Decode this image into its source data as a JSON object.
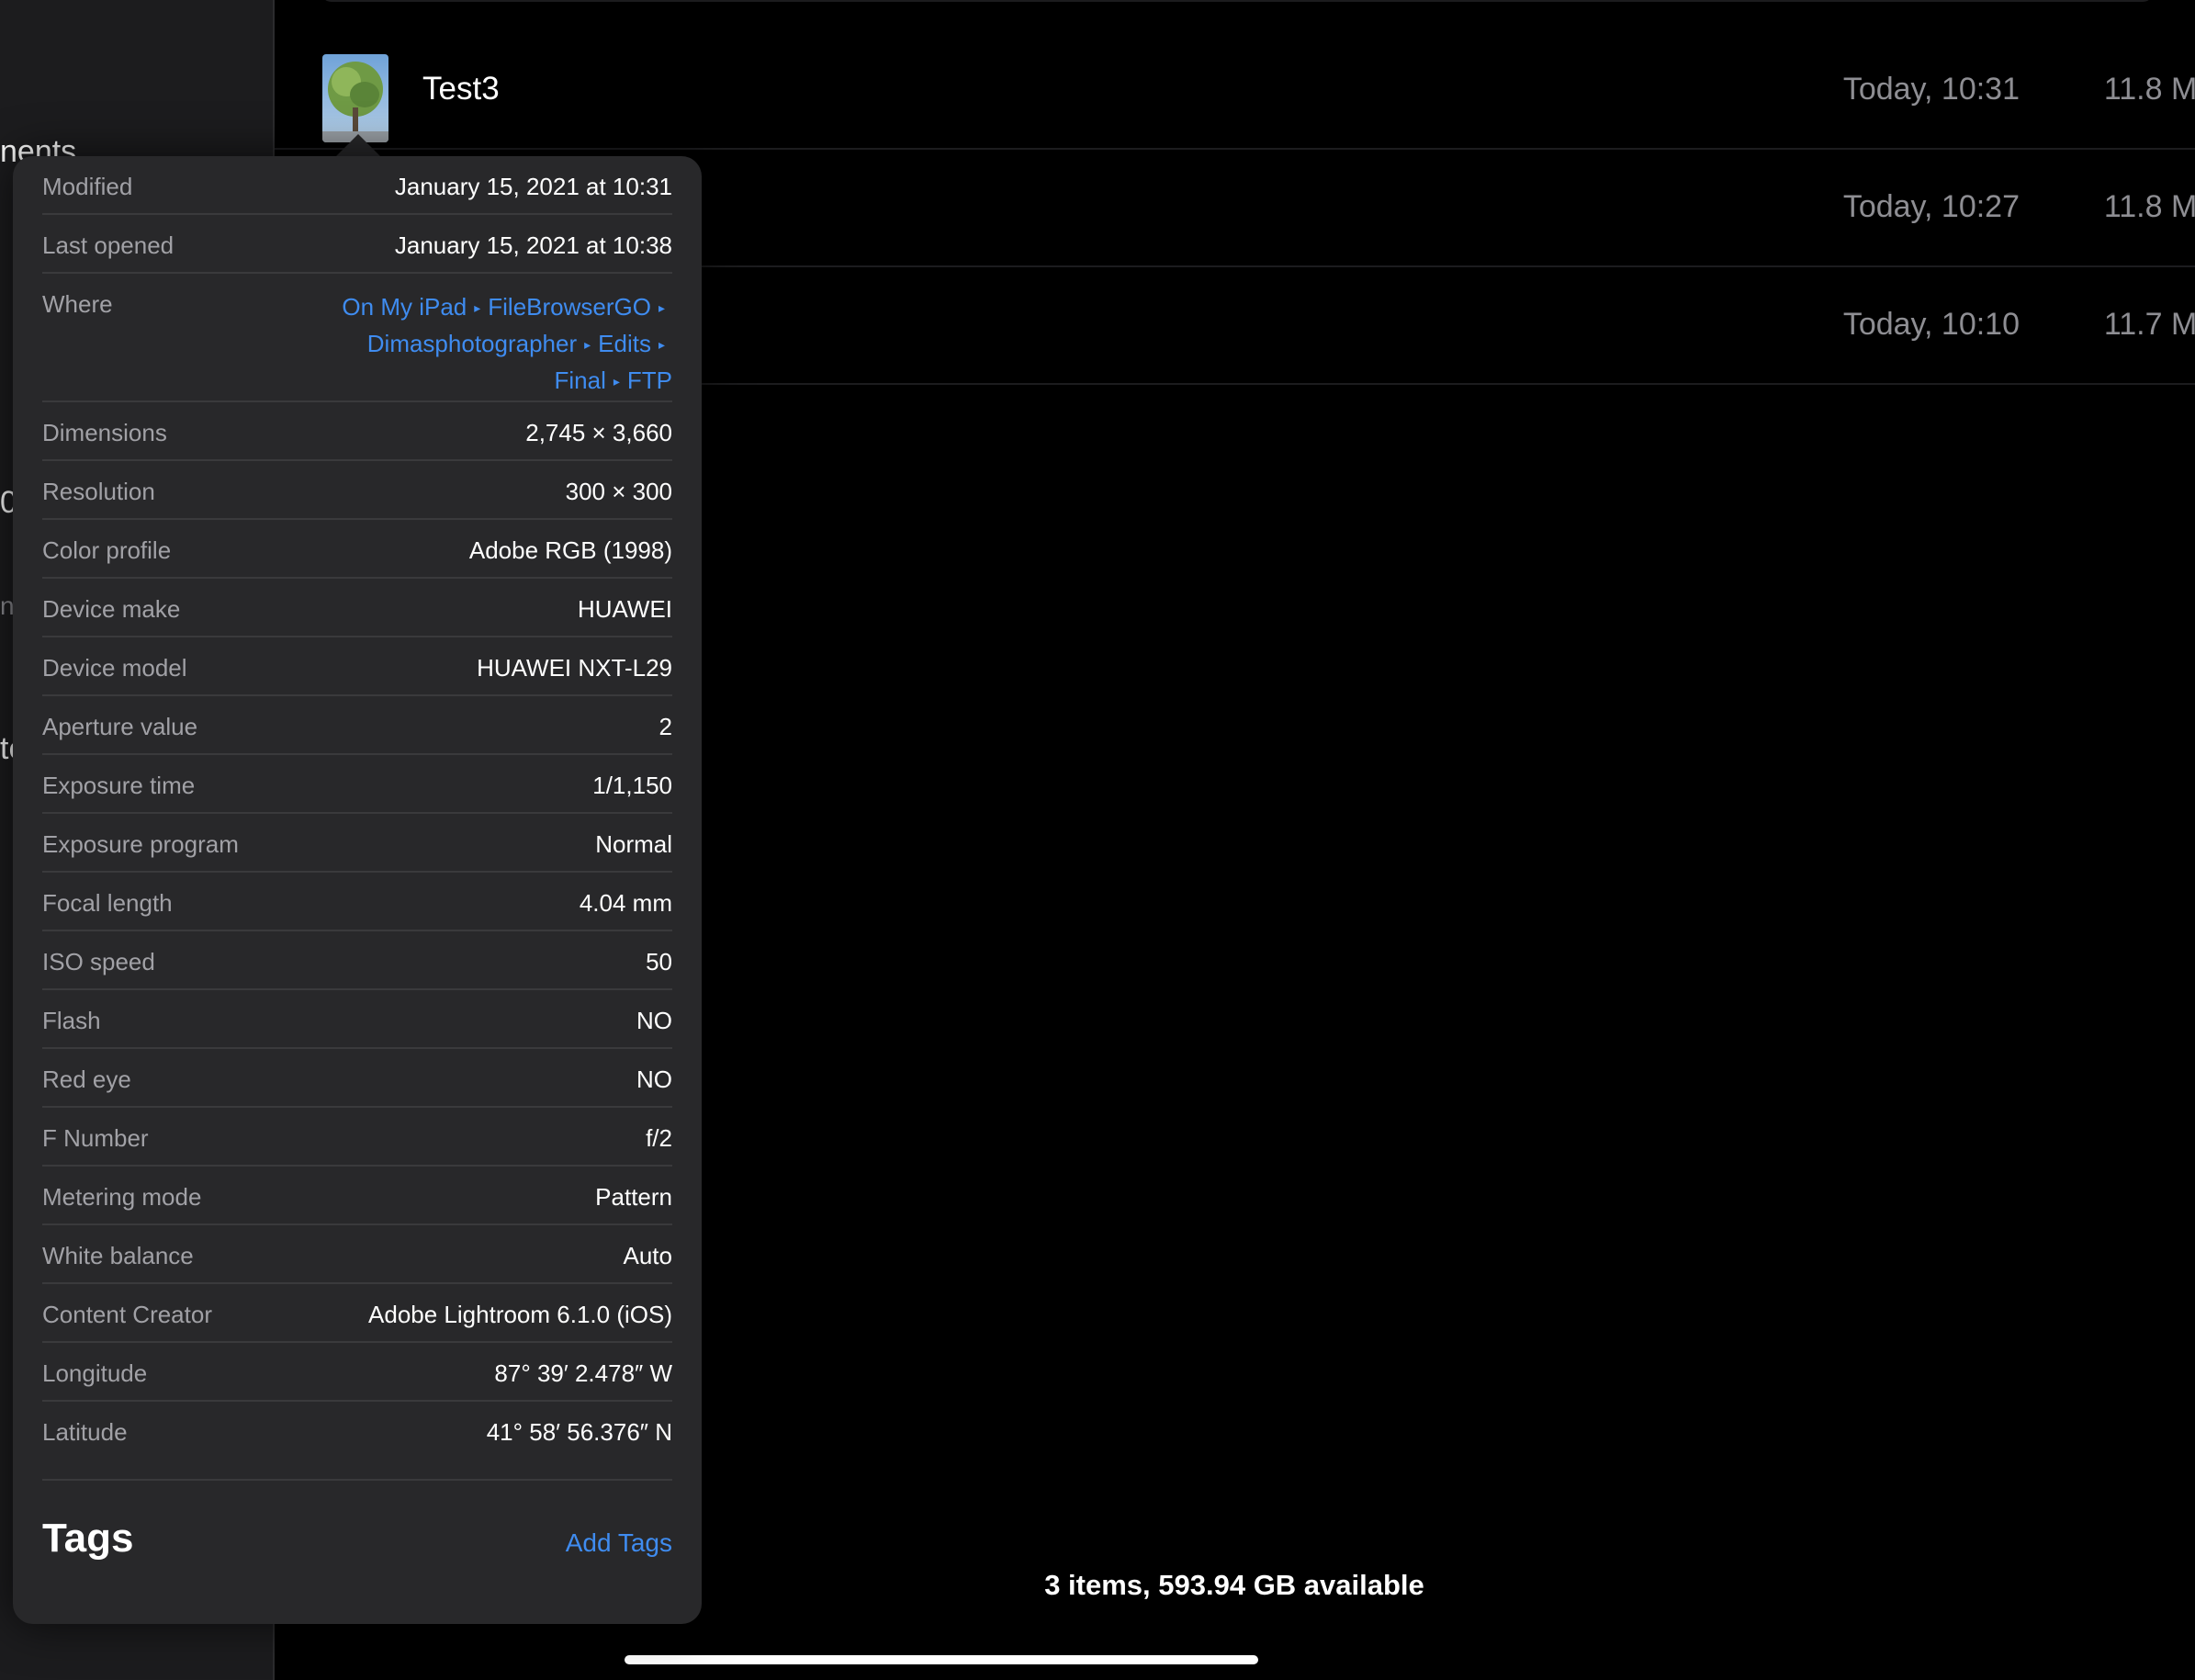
{
  "sidebar": {
    "fragments": [
      "nents",
      "0",
      "ne",
      "te"
    ]
  },
  "files": [
    {
      "name": "Test3",
      "date": "Today, 10:31",
      "size": "11.8 MB"
    },
    {
      "name": "",
      "date": "Today, 10:27",
      "size": "11.8 MB"
    },
    {
      "name": "",
      "date": "Today, 10:10",
      "size": "11.7 MB"
    }
  ],
  "footer": {
    "status": "3 items, 593.94 GB available"
  },
  "info": {
    "modified": {
      "label": "Modified",
      "value": "January 15, 2021 at 10:31"
    },
    "last_opened": {
      "label": "Last opened",
      "value": "January 15, 2021 at 10:38"
    },
    "where": {
      "label": "Where",
      "path": [
        "On My iPad",
        "FileBrowserGO",
        "Dimasphotographer",
        "Edits",
        "Final",
        "FTP"
      ]
    },
    "rows": [
      {
        "label": "Dimensions",
        "value": "2,745 × 3,660"
      },
      {
        "label": "Resolution",
        "value": "300 × 300"
      },
      {
        "label": "Color profile",
        "value": "Adobe RGB (1998)"
      },
      {
        "label": "Device make",
        "value": "HUAWEI"
      },
      {
        "label": "Device model",
        "value": "HUAWEI NXT-L29"
      },
      {
        "label": "Aperture value",
        "value": "2"
      },
      {
        "label": "Exposure time",
        "value": "1/1,150"
      },
      {
        "label": "Exposure program",
        "value": "Normal"
      },
      {
        "label": "Focal length",
        "value": "4.04 mm"
      },
      {
        "label": "ISO speed",
        "value": "50"
      },
      {
        "label": "Flash",
        "value": "NO"
      },
      {
        "label": "Red eye",
        "value": "NO"
      },
      {
        "label": "F Number",
        "value": "f/2"
      },
      {
        "label": "Metering mode",
        "value": "Pattern"
      },
      {
        "label": "White balance",
        "value": "Auto"
      },
      {
        "label": "Content Creator",
        "value": "Adobe Lightroom 6.1.0 (iOS)"
      },
      {
        "label": "Longitude",
        "value": "87° 39′ 2.478″ W"
      },
      {
        "label": "Latitude",
        "value": "41° 58′ 56.376″ N"
      }
    ]
  },
  "tags": {
    "title": "Tags",
    "add_label": "Add Tags"
  },
  "colors": {
    "accent": "#3f8cf0",
    "background": "#000000",
    "popover": "#28282a",
    "secondary_text": "#8e8e93"
  }
}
----------------------------------------
Problem to solve: Report each line in the data that holds the word "Exposure".

Reply to the exercise:
        "label": "Exposure time",
        "label": "Exposure program",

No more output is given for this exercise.